Task details:
Retype the records that come next, word for word.

Data shown:
=-=-=-=-=

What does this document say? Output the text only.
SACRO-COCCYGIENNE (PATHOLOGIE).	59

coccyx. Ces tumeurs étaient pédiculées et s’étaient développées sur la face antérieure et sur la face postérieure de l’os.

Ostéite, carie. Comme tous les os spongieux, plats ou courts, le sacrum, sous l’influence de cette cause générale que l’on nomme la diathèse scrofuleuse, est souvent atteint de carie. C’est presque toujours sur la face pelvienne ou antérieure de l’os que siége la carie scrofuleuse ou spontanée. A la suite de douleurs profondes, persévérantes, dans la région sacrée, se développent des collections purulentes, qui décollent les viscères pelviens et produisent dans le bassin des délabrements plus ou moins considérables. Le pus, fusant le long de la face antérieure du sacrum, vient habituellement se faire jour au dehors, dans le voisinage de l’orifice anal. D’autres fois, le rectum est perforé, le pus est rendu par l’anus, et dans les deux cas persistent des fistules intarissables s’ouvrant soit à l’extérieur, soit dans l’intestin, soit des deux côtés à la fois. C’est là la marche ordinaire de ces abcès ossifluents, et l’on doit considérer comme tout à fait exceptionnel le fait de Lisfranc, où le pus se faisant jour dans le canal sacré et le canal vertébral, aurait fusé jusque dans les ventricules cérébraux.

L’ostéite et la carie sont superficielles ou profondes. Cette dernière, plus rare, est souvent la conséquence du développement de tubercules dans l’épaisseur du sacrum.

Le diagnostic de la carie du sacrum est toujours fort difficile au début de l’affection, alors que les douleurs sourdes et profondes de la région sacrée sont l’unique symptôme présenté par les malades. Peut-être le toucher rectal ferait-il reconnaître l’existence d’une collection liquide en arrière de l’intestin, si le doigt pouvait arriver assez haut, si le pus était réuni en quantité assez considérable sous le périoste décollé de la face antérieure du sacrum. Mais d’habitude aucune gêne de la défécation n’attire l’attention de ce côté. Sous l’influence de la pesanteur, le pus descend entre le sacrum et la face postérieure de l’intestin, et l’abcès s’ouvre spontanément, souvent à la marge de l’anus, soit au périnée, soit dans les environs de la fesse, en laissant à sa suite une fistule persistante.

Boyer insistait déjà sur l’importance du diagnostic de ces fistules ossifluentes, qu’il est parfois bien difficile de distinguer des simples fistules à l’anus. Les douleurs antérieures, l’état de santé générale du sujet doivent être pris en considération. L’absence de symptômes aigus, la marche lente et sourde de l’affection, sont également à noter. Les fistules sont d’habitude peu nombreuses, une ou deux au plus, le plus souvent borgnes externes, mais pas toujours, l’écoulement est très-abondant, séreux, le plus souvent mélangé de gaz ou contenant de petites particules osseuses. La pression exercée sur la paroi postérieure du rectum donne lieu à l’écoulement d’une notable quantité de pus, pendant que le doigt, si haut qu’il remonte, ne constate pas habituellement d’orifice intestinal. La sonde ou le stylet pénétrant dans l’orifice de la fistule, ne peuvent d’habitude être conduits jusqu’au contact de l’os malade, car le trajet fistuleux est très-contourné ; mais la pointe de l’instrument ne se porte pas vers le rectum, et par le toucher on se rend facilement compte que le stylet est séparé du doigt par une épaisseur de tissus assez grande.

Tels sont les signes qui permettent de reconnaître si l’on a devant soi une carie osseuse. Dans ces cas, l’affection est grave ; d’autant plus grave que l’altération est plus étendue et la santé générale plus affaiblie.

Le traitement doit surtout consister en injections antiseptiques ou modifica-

=-=-=-=-=

Worked solution:
What does this document say? Output the text only.
SACRO-COCCYGIENNE (PATHOLOGIE).	59

coccyx. Ces tumeurs étaient pédiculées et s’étaient développées sur la face antérieure et sur la face postérieure de l’os.

Ostéite, carie. Comme tous les os spongieux, plats ou courts, le sacrum, sous l’influence de cette cause générale que l’on nomme la diathèse scrofuleuse, est souvent atteint de carie. C’est presque toujours sur la face pelvienne ou antérieure de l’os que siége la carie scrofuleuse ou spontanée. A la suite de douleurs profondes, persévérantes, dans la région sacrée, se développent des collections purulentes, qui décollent les viscères pelviens et produisent dans le bassin des délabrements plus ou moins considérables. Le pus, fusant le long de la face antérieure du sacrum, vient habituellement se faire jour au dehors, dans le voisinage de l’orifice anal. D’autres fois, le rectum est perforé, le pus est rendu par l’anus, et dans les deux cas persistent des fistules intarissables s’ouvrant soit à l’extérieur, soit dans l’intestin, soit des deux côtés à la fois. C’est là la marche ordinaire de ces abcès ossifluents, et l’on doit considérer comme tout à fait exceptionnel le fait de Lisfranc, où le pus se faisant jour dans le canal sacré et le canal vertébral, aurait fusé jusque dans les ventricules cérébraux.

L’ostéite et la carie sont superficielles ou profondes. Cette dernière, plus rare, est souvent la conséquence du développement de tubercules dans l’épaisseur du sacrum.

Le diagnostic de la carie du sacrum est toujours fort difficile au début de l’affection, alors que les douleurs sourdes et profondes de la région sacrée sont l’unique symptôme présenté par les malades. Peut-être le toucher rectal ferait-il reconnaître l’existence d’une collection liquide en arrière de l’intestin, si le doigt pouvait arriver assez haut, si le pus était réuni en quantité assez considérable sous le périoste décollé de la face antérieure du sacrum. Mais d’habitude aucune gêne de la défécation n’attire l’attention de ce côté. Sous l’influence de la pesanteur, le pus descend entre le sacrum et la face postérieure de l’intestin, et l’abcès s’ouvre spontanément, souvent à la marge de l’anus, soit au périnée, soit dans les environs de la fesse, en laissant à sa suite une fistule persistante.

Boyer insistait déjà sur l’importance du diagnostic de ces fistules ossifluentes, qu’il est parfois bien difficile de distinguer des simples fistules à l’anus. Les douleurs antérieures, l’état de santé générale du sujet doivent être pris en considération. L’absence de symptômes aigus, la marche lente et sourde de l’affection, sont également à noter. Les fistules sont d’habitude peu nombreuses, une ou deux au plus, le plus souvent borgnes externes, mais pas toujours, l’écoulement est très-abondant, séreux, le plus souvent mélangé de gaz ou contenant de petites particules osseuses. La pression exercée sur la paroi postérieure du rectum donne lieu à l’écoulement d’une notable quantité de pus, pendant que le doigt, si haut qu’il remonte, ne constate pas habituellement d’orifice intestinal. La sonde ou le stylet pénétrant dans l’orifice de la fistule, ne peuvent d’habitude être conduits jusqu’au contact de l’os malade, car le trajet fistuleux est très-contourné ; mais la pointe de l’instrument ne se porte pas vers le rectum, et par le toucher on se rend facilement compte que le stylet est séparé du doigt par une épaisseur de tissus assez grande.

Tels sont les signes qui permettent de reconnaître si l’on a devant soi une carie osseuse. Dans ces cas, l’affection est grave ; d’autant plus grave que l’altération est plus étendue et la santé générale plus affaiblie.

Le traitement doit surtout consister en injections antiseptiques ou modifica-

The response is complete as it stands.